--- START DATA RECORDS ---

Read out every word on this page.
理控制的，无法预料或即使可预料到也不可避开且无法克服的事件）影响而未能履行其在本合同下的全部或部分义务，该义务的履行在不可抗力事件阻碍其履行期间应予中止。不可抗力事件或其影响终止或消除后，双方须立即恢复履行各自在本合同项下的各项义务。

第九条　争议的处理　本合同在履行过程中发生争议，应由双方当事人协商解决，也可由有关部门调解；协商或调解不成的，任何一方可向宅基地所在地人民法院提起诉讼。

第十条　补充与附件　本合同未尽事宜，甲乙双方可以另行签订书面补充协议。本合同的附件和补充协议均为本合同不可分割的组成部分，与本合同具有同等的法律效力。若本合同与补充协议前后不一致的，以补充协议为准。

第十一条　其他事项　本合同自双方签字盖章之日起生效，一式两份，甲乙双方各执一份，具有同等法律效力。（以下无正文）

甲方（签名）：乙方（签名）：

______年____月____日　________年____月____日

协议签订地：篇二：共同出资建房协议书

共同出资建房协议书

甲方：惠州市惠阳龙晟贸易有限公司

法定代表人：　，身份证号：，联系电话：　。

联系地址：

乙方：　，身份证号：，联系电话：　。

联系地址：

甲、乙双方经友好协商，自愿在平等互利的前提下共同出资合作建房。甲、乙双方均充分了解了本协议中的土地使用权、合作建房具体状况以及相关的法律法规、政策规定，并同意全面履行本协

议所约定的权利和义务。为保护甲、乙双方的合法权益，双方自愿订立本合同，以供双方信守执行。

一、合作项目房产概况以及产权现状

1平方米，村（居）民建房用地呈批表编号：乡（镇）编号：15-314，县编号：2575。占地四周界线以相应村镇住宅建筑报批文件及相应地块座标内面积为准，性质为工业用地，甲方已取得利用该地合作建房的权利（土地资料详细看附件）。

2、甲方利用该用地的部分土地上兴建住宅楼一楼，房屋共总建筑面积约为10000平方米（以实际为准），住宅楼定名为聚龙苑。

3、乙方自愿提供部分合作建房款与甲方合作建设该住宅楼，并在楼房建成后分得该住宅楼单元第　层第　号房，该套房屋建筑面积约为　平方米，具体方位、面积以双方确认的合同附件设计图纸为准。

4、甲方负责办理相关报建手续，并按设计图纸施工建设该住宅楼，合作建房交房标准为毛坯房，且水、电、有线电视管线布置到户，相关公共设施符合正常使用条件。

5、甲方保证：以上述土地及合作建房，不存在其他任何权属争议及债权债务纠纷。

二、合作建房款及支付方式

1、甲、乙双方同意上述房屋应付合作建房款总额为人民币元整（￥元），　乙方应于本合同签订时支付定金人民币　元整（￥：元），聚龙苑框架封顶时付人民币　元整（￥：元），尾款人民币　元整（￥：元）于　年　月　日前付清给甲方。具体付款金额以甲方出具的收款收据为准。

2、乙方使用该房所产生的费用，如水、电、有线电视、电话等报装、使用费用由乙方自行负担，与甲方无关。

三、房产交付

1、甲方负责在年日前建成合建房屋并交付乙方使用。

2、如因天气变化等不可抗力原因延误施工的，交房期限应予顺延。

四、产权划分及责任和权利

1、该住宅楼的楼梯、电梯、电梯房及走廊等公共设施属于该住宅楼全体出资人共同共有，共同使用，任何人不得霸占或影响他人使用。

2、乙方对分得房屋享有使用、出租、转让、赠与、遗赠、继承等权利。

--- END DATA RECORDS ---

*YOUR GOAL*: Quote all of the entries verbatim.

*WORKED ANSWER*:
Read out every word on this page.
理控制的，无法预料或即使可预料到也不可避开且无法克服的事件）影响而未能履行其在本合同下的全部或部分义务，该义务的履行在不可抗力事件阻碍其履行期间应予中止。不可抗力事件或其影响终止或消除后，双方须立即恢复履行各自在本合同项下的各项义务。

第九条　争议的处理　本合同在履行过程中发生争议，应由双方当事人协商解决，也可由有关部门调解；协商或调解不成的，任何一方可向宅基地所在地人民法院提起诉讼。

第十条　补充与附件　本合同未尽事宜，甲乙双方可以另行签订书面补充协议。本合同的附件和补充协议均为本合同不可分割的组成部分，与本合同具有同等的法律效力。若本合同与补充协议前后不一致的，以补充协议为准。

第十一条　其他事项　本合同自双方签字盖章之日起生效，一式两份，甲乙双方各执一份，具有同等法律效力。（以下无正文）

甲方（签名）：乙方（签名）：

______年____月____日　________年____月____日

协议签订地：篇二：共同出资建房协议书

共同出资建房协议书

甲方：惠州市惠阳龙晟贸易有限公司

法定代表人：　，身份证号：，联系电话：　。

联系地址：

乙方：　，身份证号：，联系电话：　。

联系地址：

甲、乙双方经友好协商，自愿在平等互利的前提下共同出资合作建房。甲、乙双方均充分了解了本协议中的土地使用权、合作建房具体状况以及相关的法律法规、政策规定，并同意全面履行本协

议所约定的权利和义务。为保护甲、乙双方的合法权益，双方自愿订立本合同，以供双方信守执行。

一、合作项目房产概况以及产权现状

1平方米，村（居）民建房用地呈批表编号：乡（镇）编号：15-314，县编号：2575。占地四周界线以相应村镇住宅建筑报批文件及相应地块座标内面积为准，性质为工业用地，甲方已取得利用该地合作建房的权利（土地资料详细看附件）。

2、甲方利用该用地的部分土地上兴建住宅楼一楼，房屋共总建筑面积约为10000平方米（以实际为准），住宅楼定名为聚龙苑。

3、乙方自愿提供部分合作建房款与甲方合作建设该住宅楼，并在楼房建成后分得该住宅楼单元第　层第　号房，该套房屋建筑面积约为　平方米，具体方位、面积以双方确认的合同附件设计图纸为准。

4、甲方负责办理相关报建手续，并按设计图纸施工建设该住宅楼，合作建房交房标准为毛坯房，且水、电、有线电视管线布置到户，相关公共设施符合正常使用条件。

5、甲方保证：以上述土地及合作建房，不存在其他任何权属争议及债权债务纠纷。

二、合作建房款及支付方式

1、甲、乙双方同意上述房屋应付合作建房款总额为人民币元整（￥元），　乙方应于本合同签订时支付定金人民币　元整（￥：元），聚龙苑框架封顶时付人民币　元整（￥：元），尾款人民币　元整（￥：元）于　年　月　日前付清给甲方。具体付款金额以甲方出具的收款收据为准。

2、乙方使用该房所产生的费用，如水、电、有线电视、电话等报装、使用费用由乙方自行负担，与甲方无关。

三、房产交付

1、甲方负责在年日前建成合建房屋并交付乙方使用。

2、如因天气变化等不可抗力原因延误施工的，交房期限应予顺延。

四、产权划分及责任和权利

1、该住宅楼的楼梯、电梯、电梯房及走廊等公共设施属于该住宅楼全体出资人共同共有，共同使用，任何人不得霸占或影响他人使用。

2、乙方对分得房屋享有使用、出租、转让、赠与、遗赠、继承等权利。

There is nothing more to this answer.